THE PROBLEM
Without the pictures, reproduce the records that follow exactly.

LISTED ENTRIES
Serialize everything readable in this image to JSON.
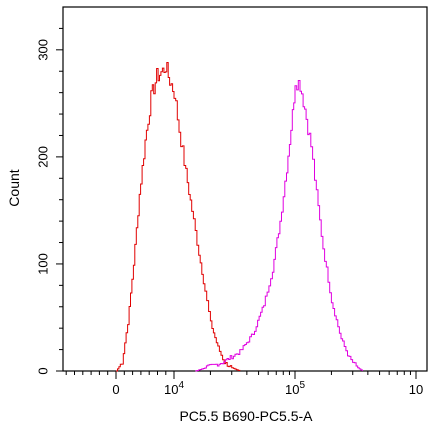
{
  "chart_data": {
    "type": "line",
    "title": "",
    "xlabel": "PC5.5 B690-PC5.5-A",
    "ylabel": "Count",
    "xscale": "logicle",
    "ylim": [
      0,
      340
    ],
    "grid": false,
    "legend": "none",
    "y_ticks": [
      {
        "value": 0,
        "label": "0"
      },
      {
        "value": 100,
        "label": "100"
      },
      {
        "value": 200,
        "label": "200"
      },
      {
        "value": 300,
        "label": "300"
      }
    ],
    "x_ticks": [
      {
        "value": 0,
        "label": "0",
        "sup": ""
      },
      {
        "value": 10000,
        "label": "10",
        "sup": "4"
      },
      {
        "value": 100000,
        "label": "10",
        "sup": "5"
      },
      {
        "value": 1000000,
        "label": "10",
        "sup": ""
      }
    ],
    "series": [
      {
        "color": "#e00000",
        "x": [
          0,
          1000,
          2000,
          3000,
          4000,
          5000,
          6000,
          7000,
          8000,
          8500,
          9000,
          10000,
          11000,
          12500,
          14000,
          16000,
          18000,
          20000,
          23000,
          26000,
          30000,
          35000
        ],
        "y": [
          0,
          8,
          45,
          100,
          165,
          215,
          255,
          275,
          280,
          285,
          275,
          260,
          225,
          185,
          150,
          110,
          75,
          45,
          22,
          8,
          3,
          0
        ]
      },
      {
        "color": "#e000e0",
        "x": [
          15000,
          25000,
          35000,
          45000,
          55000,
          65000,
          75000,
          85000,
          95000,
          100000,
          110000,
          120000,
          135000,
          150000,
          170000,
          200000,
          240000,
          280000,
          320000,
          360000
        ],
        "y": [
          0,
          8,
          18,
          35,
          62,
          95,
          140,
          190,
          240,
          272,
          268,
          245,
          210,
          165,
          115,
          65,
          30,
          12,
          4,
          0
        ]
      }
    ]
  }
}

COMPLETED TASK
Serialize everything readable in this image to JSON.
{
  "chart_data": {
    "type": "line",
    "title": "",
    "xlabel": "PC5.5 B690-PC5.5-A",
    "ylabel": "Count",
    "xscale": "logicle",
    "ylim": [
      0,
      340
    ],
    "grid": false,
    "legend": "none",
    "y_ticks": [
      {
        "value": 0,
        "label": "0"
      },
      {
        "value": 100,
        "label": "100"
      },
      {
        "value": 200,
        "label": "200"
      },
      {
        "value": 300,
        "label": "300"
      }
    ],
    "x_ticks": [
      {
        "value": 0,
        "label": "0",
        "sup": ""
      },
      {
        "value": 10000,
        "label": "10",
        "sup": "4"
      },
      {
        "value": 100000,
        "label": "10",
        "sup": "5"
      },
      {
        "value": 1000000,
        "label": "10",
        "sup": ""
      }
    ],
    "series": [
      {
        "color": "#e00000",
        "x": [
          0,
          1000,
          2000,
          3000,
          4000,
          5000,
          6000,
          7000,
          8000,
          8500,
          9000,
          10000,
          11000,
          12500,
          14000,
          16000,
          18000,
          20000,
          23000,
          26000,
          30000,
          35000
        ],
        "y": [
          0,
          8,
          45,
          100,
          165,
          215,
          255,
          275,
          280,
          285,
          275,
          260,
          225,
          185,
          150,
          110,
          75,
          45,
          22,
          8,
          3,
          0
        ]
      },
      {
        "color": "#e000e0",
        "x": [
          15000,
          25000,
          35000,
          45000,
          55000,
          65000,
          75000,
          85000,
          95000,
          100000,
          110000,
          120000,
          135000,
          150000,
          170000,
          200000,
          240000,
          280000,
          320000,
          360000
        ],
        "y": [
          0,
          8,
          18,
          35,
          62,
          95,
          140,
          190,
          240,
          272,
          268,
          245,
          210,
          165,
          115,
          65,
          30,
          12,
          4,
          0
        ]
      }
    ]
  }
}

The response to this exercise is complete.